** WHAT YOU WILL DO **
Output each line of the material exactly as it stands.
** Begin GIVEN DATA **
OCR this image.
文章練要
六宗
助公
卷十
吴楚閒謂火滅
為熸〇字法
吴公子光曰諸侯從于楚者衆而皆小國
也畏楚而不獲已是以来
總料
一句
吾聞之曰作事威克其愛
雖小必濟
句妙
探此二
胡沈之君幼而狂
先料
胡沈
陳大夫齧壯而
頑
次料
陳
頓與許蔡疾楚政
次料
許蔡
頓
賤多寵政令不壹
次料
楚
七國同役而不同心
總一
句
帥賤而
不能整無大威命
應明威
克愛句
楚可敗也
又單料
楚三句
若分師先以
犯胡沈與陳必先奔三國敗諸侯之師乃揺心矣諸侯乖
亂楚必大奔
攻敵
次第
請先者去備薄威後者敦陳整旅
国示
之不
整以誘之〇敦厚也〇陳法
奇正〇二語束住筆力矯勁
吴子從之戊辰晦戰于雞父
** End GIVEN DATA **
** REPLY **
OCR this image.
文章練要
六宗
助公
卷十
吴楚閒謂火滅
為熸〇字法
吴公子光曰諸侯從于楚者衆而皆小國
也畏楚而不獲已是以来
總料
一句
吾聞之曰作事威克其愛
雖小必濟
句妙
探此二
胡沈之君幼而狂
先料
胡沈
陳大夫齧壯而
頑
次料
陳
頓與許蔡疾楚政
次料
許蔡
頓
賤多寵政令不壹
次料
楚
七國同役而不同心
總一
句
帥賤而
不能整無大威命
應明威
克愛句
楚可敗也
又單料
楚三句
若分師先以
犯胡沈與陳必先奔三國敗諸侯之師乃揺心矣諸侯乖
亂楚必大奔
攻敵
次第
請先者去備薄威後者敦陳整旅
国示
之不
整以誘之〇敦厚也〇陳法
奇正〇二語束住筆力矯勁
吴子從之戊辰晦戰于雞父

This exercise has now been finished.